[BEGIN]
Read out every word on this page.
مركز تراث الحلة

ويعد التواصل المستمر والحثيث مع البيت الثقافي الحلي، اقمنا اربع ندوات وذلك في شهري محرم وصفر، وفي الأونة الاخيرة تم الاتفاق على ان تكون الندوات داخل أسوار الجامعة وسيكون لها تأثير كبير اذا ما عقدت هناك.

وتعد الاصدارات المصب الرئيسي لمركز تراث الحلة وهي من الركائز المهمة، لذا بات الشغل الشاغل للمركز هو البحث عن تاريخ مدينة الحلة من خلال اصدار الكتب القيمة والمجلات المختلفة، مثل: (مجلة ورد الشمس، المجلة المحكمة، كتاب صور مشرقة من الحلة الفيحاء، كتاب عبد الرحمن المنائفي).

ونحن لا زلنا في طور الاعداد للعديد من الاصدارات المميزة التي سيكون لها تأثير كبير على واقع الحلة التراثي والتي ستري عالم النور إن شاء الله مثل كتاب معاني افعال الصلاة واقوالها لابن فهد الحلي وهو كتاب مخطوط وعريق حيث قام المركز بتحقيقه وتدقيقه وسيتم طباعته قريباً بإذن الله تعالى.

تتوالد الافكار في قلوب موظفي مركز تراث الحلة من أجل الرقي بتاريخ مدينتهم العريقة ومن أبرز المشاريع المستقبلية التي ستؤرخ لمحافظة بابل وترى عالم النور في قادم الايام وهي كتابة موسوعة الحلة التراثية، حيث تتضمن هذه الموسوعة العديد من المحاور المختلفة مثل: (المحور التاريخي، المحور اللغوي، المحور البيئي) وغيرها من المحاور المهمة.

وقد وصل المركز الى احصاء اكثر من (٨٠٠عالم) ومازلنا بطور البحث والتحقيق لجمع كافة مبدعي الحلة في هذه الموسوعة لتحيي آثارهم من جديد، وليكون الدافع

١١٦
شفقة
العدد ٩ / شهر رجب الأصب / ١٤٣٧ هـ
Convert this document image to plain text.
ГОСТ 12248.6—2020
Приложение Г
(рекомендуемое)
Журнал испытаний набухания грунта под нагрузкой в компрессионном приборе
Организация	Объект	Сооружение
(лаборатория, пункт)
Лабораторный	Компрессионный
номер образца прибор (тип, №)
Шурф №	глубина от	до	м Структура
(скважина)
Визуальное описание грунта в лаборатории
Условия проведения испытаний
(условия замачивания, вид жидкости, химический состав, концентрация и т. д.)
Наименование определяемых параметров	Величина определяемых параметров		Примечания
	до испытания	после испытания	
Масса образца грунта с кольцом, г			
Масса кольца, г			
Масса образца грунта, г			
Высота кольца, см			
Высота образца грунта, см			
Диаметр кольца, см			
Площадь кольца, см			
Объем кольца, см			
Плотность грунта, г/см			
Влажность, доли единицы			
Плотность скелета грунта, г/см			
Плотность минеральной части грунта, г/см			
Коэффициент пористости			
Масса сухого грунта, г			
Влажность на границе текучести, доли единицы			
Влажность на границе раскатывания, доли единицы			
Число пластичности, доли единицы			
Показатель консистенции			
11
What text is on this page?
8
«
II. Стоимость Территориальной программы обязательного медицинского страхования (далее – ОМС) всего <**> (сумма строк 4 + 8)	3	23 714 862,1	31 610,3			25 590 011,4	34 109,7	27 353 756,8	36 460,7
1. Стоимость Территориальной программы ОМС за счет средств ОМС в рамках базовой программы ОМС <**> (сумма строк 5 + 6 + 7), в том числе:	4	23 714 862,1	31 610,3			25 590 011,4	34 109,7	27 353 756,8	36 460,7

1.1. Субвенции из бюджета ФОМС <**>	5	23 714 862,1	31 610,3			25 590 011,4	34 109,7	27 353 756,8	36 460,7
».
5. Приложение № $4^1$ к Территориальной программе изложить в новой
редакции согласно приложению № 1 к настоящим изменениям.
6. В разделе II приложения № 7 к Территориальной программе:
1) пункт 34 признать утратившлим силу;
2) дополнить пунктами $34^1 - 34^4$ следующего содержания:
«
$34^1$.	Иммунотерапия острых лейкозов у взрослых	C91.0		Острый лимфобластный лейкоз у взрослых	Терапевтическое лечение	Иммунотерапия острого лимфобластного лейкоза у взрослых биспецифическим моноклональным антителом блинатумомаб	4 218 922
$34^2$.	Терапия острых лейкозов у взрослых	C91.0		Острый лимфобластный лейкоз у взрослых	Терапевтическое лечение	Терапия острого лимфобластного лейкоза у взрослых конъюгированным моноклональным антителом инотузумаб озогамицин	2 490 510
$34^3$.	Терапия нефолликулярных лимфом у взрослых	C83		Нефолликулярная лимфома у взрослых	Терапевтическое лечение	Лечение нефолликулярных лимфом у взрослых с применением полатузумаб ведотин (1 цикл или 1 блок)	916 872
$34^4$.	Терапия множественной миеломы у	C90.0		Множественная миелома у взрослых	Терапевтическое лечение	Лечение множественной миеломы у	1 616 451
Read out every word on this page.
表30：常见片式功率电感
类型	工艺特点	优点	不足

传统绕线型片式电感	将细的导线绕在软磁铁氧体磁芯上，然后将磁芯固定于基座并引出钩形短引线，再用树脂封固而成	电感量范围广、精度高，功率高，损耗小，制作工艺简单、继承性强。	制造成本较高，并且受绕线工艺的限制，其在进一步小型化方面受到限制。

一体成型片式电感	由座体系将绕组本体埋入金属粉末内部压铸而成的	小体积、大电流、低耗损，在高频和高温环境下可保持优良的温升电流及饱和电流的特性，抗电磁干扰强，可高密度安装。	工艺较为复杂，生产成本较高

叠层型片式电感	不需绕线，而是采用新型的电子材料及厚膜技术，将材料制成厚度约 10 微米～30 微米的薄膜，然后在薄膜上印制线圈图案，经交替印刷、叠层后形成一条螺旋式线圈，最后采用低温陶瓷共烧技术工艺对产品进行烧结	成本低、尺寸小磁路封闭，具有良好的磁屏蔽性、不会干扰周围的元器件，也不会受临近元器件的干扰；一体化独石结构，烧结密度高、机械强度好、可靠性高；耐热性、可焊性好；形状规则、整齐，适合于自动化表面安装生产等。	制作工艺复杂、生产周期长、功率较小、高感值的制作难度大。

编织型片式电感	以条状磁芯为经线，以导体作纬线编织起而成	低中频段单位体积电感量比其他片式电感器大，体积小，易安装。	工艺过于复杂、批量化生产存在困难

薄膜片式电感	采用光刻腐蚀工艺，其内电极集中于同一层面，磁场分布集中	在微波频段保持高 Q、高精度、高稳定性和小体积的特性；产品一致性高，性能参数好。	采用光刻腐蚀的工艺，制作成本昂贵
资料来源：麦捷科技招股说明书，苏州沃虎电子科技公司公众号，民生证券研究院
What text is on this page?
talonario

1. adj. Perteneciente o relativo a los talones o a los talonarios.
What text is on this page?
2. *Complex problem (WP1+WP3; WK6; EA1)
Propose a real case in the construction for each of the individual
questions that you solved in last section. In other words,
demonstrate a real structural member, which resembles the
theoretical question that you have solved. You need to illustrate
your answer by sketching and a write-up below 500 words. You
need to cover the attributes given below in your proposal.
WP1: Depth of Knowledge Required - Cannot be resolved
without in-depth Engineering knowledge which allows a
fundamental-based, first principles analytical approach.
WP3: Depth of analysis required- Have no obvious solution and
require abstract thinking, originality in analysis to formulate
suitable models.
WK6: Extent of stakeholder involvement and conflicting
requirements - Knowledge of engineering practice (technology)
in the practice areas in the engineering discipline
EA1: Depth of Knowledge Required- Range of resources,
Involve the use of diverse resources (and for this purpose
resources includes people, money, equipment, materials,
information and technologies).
[END]
** Exercise instructions **
Send back each record exactly as it stands.

** Exercise solution **
Read out every word on this page.
مركز تراث الحلة

ويعد التواصل المستمر والحثيث مع البيت الثقافي الحلي، اقمنا اربع ندوات وذلك في شهري محرم وصفر، وفي الأونة الاخيرة تم الاتفاق على ان تكون الندوات داخل أسوار الجامعة وسيكون لها تأثير كبير اذا ما عقدت هناك.

وتعد الاصدارات المصب الرئيسي لمركز تراث الحلة وهي من الركائز المهمة، لذا بات الشغل الشاغل للمركز هو البحث عن تاريخ مدينة الحلة من خلال اصدار الكتب القيمة والمجلات المختلفة، مثل: (مجلة ورد الشمس، المجلة المحكمة، كتاب صور مشرقة من الحلة الفيحاء، كتاب عبد الرحمن المنائفي).

ونحن لا زلنا في طور الاعداد للعديد من الاصدارات المميزة التي سيكون لها تأثير كبير على واقع الحلة التراثي والتي ستري عالم النور إن شاء الله مثل كتاب معاني افعال الصلاة واقوالها لابن فهد الحلي وهو كتاب مخطوط وعريق حيث قام المركز بتحقيقه وتدقيقه وسيتم طباعته قريباً بإذن الله تعالى.

تتوالد الافكار في قلوب موظفي مركز تراث الحلة من أجل الرقي بتاريخ مدينتهم العريقة ومن أبرز المشاريع المستقبلية التي ستؤرخ لمحافظة بابل وترى عالم النور في قادم الايام وهي كتابة موسوعة الحلة التراثية، حيث تتضمن هذه الموسوعة العديد من المحاور المختلفة مثل: (المحور التاريخي، المحور اللغوي، المحور البيئي) وغيرها من المحاور المهمة.

وقد وصل المركز الى احصاء اكثر من (٨٠٠عالم) ومازلنا بطور البحث والتحقيق لجمع كافة مبدعي الحلة في هذه الموسوعة لتحيي آثارهم من جديد، وليكون الدافع

١١٦
شفقة
العدد ٩ / شهر رجب الأصب / ١٤٣٧ هـ
Convert this document image to plain text.
ГОСТ 12248.6—2020
Приложение Г
(рекомендуемое)
Журнал испытаний набухания грунта под нагрузкой в компрессионном приборе
Организация	Объект	Сооружение
(лаборатория, пункт)
Лабораторный	Компрессионный
номер образца прибор (тип, №)
Шурф №	глубина от	до	м Структура
(скважина)
Визуальное описание грунта в лаборатории
Условия проведения испытаний
(условия замачивания, вид жидкости, химический состав, концентрация и т. д.)
Наименование определяемых параметров	Величина определяемых параметров		Примечания
	до испытания	после испытания	
Масса образца грунта с кольцом, г			
Масса кольца, г			
Масса образца грунта, г			
Высота кольца, см			
Высота образца грунта, см			
Диаметр кольца, см			
Площадь кольца, см			
Объем кольца, см			
Плотность грунта, г/см			
Влажность, доли единицы			
Плотность скелета грунта, г/см			
Плотность минеральной части грунта, г/см			
Коэффициент пористости			
Масса сухого грунта, г			
Влажность на границе текучести, доли единицы			
Влажность на границе раскатывания, доли единицы			
Число пластичности, доли единицы			
Показатель консистенции			
11
What text is on this page?
8
«
II. Стоимость Территориальной программы обязательного медицинского страхования (далее – ОМС) всего <**> (сумма строк 4 + 8)	3	23 714 862,1	31 610,3			25 590 011,4	34 109,7	27 353 756,8	36 460,7
1. Стоимость Территориальной программы ОМС за счет средств ОМС в рамках базовой программы ОМС <**> (сумма строк 5 + 6 + 7), в том числе:	4	23 714 862,1	31 610,3			25 590 011,4	34 109,7	27 353 756,8	36 460,7

1.1. Субвенции из бюджета ФОМС <**>	5	23 714 862,1	31 610,3			25 590 011,4	34 109,7	27 353 756,8	36 460,7
».
5. Приложение № $4^1$ к Территориальной программе изложить в новой
редакции согласно приложению № 1 к настоящим изменениям.
6. В разделе II приложения № 7 к Территориальной программе:
1) пункт 34 признать утратившлим силу;
2) дополнить пунктами $34^1 - 34^4$ следующего содержания:
«
$34^1$.	Иммунотерапия острых лейкозов у взрослых	C91.0		Острый лимфобластный лейкоз у взрослых	Терапевтическое лечение	Иммунотерапия острого лимфобластного лейкоза у взрослых биспецифическим моноклональным антителом блинатумомаб	4 218 922
$34^2$.	Терапия острых лейкозов у взрослых	C91.0		Острый лимфобластный лейкоз у взрослых	Терапевтическое лечение	Терапия острого лимфобластного лейкоза у взрослых конъюгированным моноклональным антителом инотузумаб озогамицин	2 490 510
$34^3$.	Терапия нефолликулярных лимфом у взрослых	C83		Нефолликулярная лимфома у взрослых	Терапевтическое лечение	Лечение нефолликулярных лимфом у взрослых с применением полатузумаб ведотин (1 цикл или 1 блок)	916 872
$34^4$.	Терапия множественной миеломы у	C90.0		Множественная миелома у взрослых	Терапевтическое лечение	Лечение множественной миеломы у	1 616 451
Read out every word on this page.
表30：常见片式功率电感
类型	工艺特点	优点	不足

传统绕线型片式电感	将细的导线绕在软磁铁氧体磁芯上，然后将磁芯固定于基座并引出钩形短引线，再用树脂封固而成	电感量范围广、精度高，功率高，损耗小，制作工艺简单、继承性强。	制造成本较高，并且受绕线工艺的限制，其在进一步小型化方面受到限制。

一体成型片式电感	由座体系将绕组本体埋入金属粉末内部压铸而成的	小体积、大电流、低耗损，在高频和高温环境下可保持优良的温升电流及饱和电流的特性，抗电磁干扰强，可高密度安装。	工艺较为复杂，生产成本较高

叠层型片式电感	不需绕线，而是采用新型的电子材料及厚膜技术，将材料制成厚度约 10 微米～30 微米的薄膜，然后在薄膜上印制线圈图案，经交替印刷、叠层后形成一条螺旋式线圈，最后采用低温陶瓷共烧技术工艺对产品进行烧结	成本低、尺寸小磁路封闭，具有良好的磁屏蔽性、不会干扰周围的元器件，也不会受临近元器件的干扰；一体化独石结构，烧结密度高、机械强度好、可靠性高；耐热性、可焊性好；形状规则、整齐，适合于自动化表面安装生产等。	制作工艺复杂、生产周期长、功率较小、高感值的制作难度大。

编织型片式电感	以条状磁芯为经线，以导体作纬线编织起而成	低中频段单位体积电感量比其他片式电感器大，体积小，易安装。	工艺过于复杂、批量化生产存在困难

薄膜片式电感	采用光刻腐蚀工艺，其内电极集中于同一层面，磁场分布集中	在微波频段保持高 Q、高精度、高稳定性和小体积的特性；产品一致性高，性能参数好。	采用光刻腐蚀的工艺，制作成本昂贵
资料来源：麦捷科技招股说明书，苏州沃虎电子科技公司公众号，民生证券研究院
What text is on this page?
talonario

1. adj. Perteneciente o relativo a los talones o a los talonarios.
What text is on this page?
2. *Complex problem (WP1+WP3; WK6; EA1)
Propose a real case in the construction for each of the individual
questions that you solved in last section. In other words,
demonstrate a real structural member, which resembles the
theoretical question that you have solved. You need to illustrate
your answer by sketching and a write-up below 500 words. You
need to cover the attributes given below in your proposal.
WP1: Depth of Knowledge Required - Cannot be resolved
without in-depth Engineering knowledge which allows a
fundamental-based, first principles analytical approach.
WP3: Depth of analysis required- Have no obvious solution and
require abstract thinking, originality in analysis to formulate
suitable models.
WK6: Extent of stakeholder involvement and conflicting
requirements - Knowledge of engineering practice (technology)
in the practice areas in the engineering discipline
EA1: Depth of Knowledge Required- Range of resources,
Involve the use of diverse resources (and for this purpose
resources includes people, money, equipment, materials,
information and technologies).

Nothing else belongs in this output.